* [Work instructions]: Show every line of the records below that contains the word "MoveDistance".

(Extracted records)
┌──

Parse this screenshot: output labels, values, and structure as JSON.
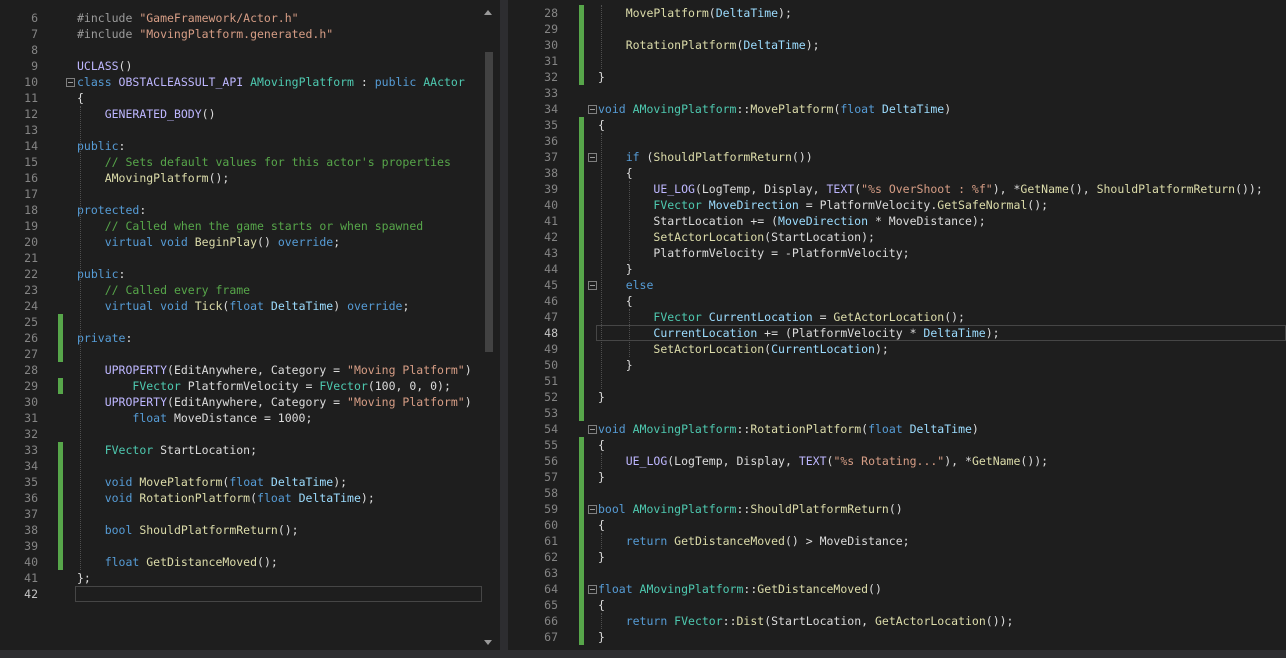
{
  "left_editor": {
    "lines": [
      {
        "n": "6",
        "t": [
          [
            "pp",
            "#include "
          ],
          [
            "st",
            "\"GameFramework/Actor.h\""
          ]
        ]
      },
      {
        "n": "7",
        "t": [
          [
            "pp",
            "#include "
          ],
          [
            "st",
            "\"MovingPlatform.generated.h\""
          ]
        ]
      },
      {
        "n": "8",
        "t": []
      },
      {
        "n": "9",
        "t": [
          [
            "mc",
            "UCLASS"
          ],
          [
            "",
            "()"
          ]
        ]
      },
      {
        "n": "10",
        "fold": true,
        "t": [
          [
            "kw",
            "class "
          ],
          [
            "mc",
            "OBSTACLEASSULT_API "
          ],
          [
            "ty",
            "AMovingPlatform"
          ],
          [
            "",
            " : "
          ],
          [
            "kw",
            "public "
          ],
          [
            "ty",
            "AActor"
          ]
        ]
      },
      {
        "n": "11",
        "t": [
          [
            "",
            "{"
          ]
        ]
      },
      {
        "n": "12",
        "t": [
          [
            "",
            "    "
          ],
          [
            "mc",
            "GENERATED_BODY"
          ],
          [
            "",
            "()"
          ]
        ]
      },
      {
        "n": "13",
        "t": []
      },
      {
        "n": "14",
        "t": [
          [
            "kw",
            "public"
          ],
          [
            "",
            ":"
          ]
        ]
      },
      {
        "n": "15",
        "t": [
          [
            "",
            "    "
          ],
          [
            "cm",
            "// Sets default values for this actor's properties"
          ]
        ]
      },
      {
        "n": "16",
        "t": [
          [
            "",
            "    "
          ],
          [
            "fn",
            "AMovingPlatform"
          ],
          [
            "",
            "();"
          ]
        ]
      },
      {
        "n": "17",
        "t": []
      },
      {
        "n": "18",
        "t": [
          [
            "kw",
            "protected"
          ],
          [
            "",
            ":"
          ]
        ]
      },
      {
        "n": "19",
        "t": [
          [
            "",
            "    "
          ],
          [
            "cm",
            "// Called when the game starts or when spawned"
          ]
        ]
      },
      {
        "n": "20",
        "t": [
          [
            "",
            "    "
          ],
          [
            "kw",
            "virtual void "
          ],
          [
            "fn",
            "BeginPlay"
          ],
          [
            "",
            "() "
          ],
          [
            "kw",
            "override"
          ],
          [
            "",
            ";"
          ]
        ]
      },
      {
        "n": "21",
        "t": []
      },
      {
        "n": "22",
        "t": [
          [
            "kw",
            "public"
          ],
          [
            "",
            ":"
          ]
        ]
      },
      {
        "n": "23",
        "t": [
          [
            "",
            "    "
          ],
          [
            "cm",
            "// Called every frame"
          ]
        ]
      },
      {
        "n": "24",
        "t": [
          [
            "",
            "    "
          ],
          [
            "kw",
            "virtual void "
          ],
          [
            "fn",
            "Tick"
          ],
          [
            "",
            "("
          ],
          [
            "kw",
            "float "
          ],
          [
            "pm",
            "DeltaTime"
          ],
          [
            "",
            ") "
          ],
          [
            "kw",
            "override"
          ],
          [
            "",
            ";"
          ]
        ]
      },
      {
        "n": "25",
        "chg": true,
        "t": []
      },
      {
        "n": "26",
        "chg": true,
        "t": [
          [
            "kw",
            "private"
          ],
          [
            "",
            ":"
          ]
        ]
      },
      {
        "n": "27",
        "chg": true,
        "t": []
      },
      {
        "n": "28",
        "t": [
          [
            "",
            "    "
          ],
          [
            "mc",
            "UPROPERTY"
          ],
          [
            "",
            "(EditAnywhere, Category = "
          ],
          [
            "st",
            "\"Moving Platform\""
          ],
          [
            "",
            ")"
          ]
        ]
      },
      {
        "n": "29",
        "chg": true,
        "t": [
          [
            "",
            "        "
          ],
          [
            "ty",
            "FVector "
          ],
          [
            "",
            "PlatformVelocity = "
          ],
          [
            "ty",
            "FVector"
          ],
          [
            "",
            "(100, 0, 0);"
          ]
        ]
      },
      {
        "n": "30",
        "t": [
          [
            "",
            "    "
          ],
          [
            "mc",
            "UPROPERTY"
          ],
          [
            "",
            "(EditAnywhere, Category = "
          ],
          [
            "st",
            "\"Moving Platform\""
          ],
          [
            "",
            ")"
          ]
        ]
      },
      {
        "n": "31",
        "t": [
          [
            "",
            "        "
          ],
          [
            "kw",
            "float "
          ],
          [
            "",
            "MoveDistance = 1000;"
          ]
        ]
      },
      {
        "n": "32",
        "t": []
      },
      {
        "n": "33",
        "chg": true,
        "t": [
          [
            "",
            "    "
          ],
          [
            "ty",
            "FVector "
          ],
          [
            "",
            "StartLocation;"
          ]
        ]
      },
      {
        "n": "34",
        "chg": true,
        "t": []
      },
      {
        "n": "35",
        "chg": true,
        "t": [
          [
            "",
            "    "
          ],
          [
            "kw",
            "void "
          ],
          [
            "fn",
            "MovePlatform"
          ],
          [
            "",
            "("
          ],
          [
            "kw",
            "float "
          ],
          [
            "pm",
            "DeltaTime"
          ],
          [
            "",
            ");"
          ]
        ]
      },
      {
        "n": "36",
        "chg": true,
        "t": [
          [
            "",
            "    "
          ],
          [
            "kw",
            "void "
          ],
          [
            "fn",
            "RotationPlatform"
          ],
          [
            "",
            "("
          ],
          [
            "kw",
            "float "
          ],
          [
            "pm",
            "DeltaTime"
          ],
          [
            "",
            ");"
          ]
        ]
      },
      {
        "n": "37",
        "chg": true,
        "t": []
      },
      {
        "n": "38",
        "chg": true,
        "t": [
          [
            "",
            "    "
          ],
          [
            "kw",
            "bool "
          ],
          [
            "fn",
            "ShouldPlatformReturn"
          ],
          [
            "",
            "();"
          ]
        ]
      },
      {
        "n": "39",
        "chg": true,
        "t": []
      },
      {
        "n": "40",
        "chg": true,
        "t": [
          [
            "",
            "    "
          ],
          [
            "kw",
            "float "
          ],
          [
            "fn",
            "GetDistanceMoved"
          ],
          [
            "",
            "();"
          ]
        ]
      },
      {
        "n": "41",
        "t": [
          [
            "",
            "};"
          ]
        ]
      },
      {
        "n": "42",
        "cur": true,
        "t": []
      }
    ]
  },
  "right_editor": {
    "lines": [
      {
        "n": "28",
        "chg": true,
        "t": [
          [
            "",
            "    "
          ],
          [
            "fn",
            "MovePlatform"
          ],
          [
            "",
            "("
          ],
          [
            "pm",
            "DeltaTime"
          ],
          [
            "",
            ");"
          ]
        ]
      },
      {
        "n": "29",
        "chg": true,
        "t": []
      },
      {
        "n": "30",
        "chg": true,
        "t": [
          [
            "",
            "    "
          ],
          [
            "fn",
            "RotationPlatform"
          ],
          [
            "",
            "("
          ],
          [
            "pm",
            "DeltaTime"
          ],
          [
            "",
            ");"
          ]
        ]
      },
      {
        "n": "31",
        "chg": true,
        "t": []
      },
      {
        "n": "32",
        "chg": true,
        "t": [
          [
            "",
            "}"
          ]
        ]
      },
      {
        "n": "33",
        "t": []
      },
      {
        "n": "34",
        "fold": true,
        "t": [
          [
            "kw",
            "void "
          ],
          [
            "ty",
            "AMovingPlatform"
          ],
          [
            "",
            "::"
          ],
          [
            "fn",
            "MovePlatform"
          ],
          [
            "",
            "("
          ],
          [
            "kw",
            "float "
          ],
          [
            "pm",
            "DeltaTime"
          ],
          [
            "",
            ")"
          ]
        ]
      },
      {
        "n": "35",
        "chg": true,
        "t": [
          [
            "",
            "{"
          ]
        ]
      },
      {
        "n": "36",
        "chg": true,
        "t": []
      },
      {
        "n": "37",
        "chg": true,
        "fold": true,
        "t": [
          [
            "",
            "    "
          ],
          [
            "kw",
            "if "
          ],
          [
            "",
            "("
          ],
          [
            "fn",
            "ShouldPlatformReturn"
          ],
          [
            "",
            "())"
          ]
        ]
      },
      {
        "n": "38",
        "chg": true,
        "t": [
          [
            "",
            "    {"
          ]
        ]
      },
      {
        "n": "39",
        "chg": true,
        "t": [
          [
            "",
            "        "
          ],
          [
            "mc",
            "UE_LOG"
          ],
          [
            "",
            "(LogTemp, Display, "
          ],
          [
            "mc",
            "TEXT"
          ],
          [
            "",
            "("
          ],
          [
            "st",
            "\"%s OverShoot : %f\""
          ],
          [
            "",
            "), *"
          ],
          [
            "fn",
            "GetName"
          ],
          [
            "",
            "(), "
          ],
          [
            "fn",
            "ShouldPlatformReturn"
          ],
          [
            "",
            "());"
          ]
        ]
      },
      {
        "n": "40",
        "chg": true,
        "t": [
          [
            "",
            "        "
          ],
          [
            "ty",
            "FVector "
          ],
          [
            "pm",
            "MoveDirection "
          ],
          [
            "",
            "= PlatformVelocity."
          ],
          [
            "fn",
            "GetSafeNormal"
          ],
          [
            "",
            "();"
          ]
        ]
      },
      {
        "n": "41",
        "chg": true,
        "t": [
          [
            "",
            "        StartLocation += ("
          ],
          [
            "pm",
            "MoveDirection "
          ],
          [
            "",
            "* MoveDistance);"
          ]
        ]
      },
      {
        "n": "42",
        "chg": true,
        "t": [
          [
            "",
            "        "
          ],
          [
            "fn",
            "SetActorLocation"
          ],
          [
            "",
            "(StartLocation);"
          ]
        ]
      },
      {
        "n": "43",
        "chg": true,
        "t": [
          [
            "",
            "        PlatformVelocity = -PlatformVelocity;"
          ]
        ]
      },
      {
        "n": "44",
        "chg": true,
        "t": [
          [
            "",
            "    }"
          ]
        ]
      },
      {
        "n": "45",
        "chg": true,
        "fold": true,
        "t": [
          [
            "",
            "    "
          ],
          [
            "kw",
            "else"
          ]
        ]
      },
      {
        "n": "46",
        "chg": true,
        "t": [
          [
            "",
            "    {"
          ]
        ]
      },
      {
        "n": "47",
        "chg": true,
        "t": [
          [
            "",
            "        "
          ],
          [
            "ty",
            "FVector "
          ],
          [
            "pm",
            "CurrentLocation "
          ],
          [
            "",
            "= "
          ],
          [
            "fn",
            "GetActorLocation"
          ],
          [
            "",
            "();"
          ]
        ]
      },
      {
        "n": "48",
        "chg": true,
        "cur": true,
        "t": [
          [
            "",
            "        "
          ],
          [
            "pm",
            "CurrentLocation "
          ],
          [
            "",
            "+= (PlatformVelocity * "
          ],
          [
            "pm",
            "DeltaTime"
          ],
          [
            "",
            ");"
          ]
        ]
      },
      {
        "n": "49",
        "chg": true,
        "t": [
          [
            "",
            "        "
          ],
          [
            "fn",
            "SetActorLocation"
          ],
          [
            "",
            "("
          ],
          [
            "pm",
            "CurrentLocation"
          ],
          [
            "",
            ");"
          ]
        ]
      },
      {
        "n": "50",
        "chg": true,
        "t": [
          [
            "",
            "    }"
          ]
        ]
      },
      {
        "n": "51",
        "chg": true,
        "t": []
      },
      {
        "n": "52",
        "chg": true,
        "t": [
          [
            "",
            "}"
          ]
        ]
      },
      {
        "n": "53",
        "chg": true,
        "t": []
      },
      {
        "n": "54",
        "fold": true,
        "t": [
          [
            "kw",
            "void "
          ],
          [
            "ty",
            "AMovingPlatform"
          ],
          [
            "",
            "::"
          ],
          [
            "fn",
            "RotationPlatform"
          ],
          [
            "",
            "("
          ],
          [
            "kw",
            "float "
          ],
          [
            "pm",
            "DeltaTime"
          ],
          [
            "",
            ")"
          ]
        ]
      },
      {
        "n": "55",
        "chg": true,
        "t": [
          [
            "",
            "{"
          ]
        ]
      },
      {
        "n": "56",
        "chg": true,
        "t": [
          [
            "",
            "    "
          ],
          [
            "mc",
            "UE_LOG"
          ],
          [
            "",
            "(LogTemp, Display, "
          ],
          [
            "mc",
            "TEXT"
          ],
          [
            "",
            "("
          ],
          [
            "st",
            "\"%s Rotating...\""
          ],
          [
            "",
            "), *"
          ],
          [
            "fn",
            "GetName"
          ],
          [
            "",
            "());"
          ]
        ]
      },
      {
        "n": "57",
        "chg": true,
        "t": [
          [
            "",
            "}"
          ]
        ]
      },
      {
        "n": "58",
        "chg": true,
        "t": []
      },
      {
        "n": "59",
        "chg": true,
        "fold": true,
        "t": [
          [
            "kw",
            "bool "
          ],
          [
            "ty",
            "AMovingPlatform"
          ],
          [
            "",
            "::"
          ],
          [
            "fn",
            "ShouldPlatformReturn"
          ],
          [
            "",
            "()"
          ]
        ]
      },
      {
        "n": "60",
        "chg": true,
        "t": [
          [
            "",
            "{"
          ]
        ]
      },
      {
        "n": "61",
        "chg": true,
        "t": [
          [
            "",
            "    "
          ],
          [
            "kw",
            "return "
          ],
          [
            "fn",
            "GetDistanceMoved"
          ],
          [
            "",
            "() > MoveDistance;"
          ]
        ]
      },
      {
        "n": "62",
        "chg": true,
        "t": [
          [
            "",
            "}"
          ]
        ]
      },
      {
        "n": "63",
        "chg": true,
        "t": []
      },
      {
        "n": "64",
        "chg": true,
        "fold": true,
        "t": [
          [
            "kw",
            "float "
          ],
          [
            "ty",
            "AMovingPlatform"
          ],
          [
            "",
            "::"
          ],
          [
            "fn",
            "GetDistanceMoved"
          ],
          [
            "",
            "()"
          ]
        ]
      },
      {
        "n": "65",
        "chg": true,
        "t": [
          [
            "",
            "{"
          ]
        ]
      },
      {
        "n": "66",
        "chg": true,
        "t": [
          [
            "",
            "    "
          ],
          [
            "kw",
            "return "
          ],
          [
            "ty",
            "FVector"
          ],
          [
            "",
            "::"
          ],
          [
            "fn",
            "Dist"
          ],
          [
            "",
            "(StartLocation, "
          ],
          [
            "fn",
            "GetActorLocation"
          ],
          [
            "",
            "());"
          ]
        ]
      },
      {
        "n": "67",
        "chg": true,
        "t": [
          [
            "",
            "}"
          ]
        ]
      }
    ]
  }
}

└──
┌──

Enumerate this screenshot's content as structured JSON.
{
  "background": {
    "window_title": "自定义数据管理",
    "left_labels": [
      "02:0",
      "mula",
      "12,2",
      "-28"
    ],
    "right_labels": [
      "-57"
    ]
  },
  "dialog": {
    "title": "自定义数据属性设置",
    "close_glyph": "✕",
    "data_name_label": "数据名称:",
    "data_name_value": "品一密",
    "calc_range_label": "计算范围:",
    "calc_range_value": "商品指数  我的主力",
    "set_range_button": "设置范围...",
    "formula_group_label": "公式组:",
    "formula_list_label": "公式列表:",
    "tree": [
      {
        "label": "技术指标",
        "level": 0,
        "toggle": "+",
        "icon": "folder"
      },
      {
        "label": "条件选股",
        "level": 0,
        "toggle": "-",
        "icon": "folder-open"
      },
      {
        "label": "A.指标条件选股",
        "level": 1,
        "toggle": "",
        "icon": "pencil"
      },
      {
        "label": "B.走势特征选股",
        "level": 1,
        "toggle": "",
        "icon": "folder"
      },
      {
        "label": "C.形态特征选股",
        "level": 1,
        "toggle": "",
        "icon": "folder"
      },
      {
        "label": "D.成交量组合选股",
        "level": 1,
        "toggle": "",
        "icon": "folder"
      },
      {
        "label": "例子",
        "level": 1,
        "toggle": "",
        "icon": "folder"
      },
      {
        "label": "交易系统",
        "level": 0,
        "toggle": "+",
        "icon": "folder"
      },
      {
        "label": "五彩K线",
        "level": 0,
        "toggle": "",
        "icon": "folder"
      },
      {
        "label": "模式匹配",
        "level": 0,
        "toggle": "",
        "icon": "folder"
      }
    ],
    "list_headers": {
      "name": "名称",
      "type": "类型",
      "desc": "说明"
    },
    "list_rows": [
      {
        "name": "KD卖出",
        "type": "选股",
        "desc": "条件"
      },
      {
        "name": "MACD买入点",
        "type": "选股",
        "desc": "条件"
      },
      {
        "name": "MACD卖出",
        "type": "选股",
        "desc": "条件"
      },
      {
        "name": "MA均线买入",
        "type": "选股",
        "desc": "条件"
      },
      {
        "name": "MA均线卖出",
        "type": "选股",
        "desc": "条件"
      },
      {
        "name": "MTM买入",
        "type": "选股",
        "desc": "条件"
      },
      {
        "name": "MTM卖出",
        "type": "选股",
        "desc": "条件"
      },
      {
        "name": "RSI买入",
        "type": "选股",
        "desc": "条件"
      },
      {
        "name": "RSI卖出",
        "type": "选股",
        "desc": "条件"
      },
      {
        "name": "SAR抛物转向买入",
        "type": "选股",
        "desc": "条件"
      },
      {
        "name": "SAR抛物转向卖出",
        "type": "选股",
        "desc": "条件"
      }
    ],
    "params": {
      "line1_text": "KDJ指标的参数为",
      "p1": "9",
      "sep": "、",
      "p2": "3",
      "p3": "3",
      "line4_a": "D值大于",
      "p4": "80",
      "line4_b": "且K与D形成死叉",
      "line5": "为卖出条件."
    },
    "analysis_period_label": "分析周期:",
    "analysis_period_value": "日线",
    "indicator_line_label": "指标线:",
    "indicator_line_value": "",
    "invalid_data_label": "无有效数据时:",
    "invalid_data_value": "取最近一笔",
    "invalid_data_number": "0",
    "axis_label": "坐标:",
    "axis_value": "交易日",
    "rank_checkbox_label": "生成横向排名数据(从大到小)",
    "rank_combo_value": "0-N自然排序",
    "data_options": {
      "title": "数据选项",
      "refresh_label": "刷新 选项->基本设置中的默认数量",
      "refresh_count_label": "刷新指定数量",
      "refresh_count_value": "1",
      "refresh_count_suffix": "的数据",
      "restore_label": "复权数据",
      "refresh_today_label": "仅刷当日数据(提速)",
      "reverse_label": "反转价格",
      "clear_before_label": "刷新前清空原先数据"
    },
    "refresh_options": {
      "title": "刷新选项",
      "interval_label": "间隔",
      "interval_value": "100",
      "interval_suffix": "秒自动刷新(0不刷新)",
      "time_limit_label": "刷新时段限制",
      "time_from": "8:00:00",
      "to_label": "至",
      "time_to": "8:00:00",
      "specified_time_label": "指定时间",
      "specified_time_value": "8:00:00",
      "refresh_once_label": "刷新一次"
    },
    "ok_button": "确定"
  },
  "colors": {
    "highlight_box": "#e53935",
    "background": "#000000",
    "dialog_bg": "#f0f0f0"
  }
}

└──
┌──

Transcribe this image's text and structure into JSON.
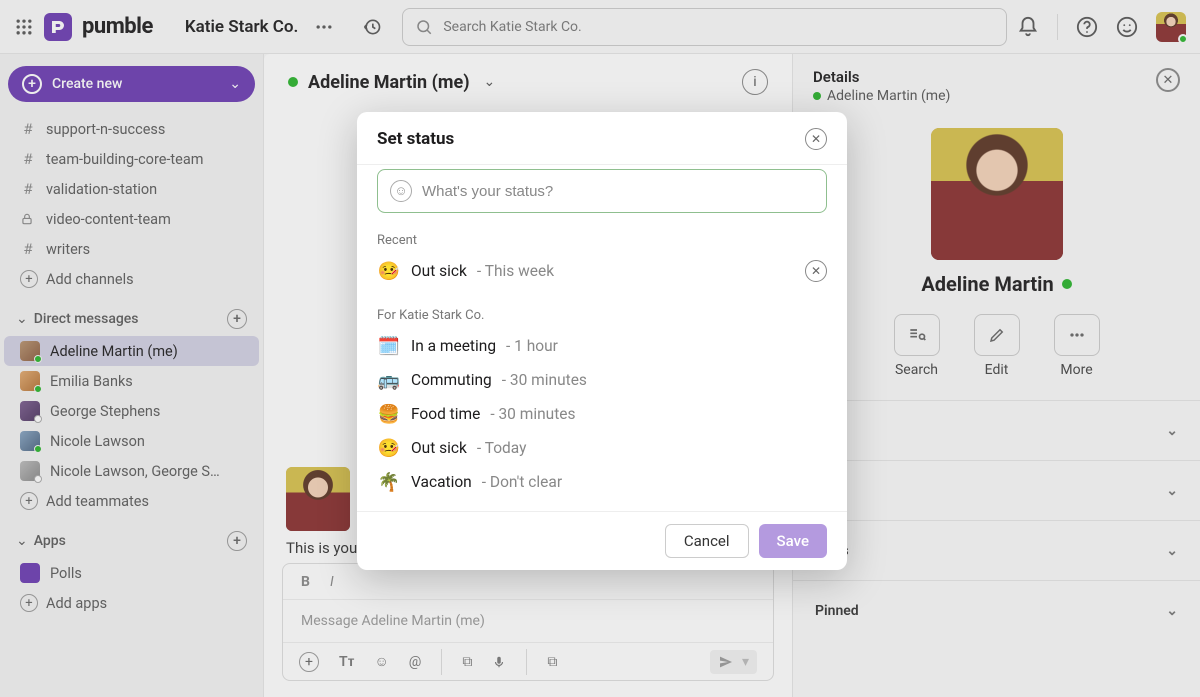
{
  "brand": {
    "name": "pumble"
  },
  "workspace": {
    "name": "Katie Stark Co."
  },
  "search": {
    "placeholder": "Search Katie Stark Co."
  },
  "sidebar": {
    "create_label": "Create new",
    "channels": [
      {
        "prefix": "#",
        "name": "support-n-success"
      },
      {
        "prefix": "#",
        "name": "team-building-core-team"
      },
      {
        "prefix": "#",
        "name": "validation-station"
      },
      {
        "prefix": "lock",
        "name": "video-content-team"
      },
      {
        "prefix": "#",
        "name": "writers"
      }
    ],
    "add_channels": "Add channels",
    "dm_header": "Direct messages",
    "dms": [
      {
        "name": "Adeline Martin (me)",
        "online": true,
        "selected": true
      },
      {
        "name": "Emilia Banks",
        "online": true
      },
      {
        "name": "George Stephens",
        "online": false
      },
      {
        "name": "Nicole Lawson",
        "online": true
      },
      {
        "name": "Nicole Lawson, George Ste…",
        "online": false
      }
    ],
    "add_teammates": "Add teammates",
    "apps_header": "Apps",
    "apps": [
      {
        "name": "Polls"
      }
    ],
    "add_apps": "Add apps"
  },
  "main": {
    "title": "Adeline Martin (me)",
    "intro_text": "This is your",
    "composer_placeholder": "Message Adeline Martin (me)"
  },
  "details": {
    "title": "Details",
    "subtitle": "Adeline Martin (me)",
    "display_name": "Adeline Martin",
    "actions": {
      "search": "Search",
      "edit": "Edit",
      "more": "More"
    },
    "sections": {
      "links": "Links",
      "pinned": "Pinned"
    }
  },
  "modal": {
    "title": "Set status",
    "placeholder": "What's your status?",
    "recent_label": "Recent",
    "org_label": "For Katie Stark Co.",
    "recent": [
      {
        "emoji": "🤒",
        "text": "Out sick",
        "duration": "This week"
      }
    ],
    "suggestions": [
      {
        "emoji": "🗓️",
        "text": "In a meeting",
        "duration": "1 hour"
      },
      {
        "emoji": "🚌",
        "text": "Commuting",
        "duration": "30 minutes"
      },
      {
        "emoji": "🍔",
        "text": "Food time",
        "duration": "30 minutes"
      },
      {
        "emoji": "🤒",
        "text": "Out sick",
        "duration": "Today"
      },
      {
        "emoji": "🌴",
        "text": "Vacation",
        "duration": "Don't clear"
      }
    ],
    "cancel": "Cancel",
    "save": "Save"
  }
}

└──

* [The answer]:
            "MoveDistance = 1000;"
            "* MoveDistance);"
            "() > MoveDistance;"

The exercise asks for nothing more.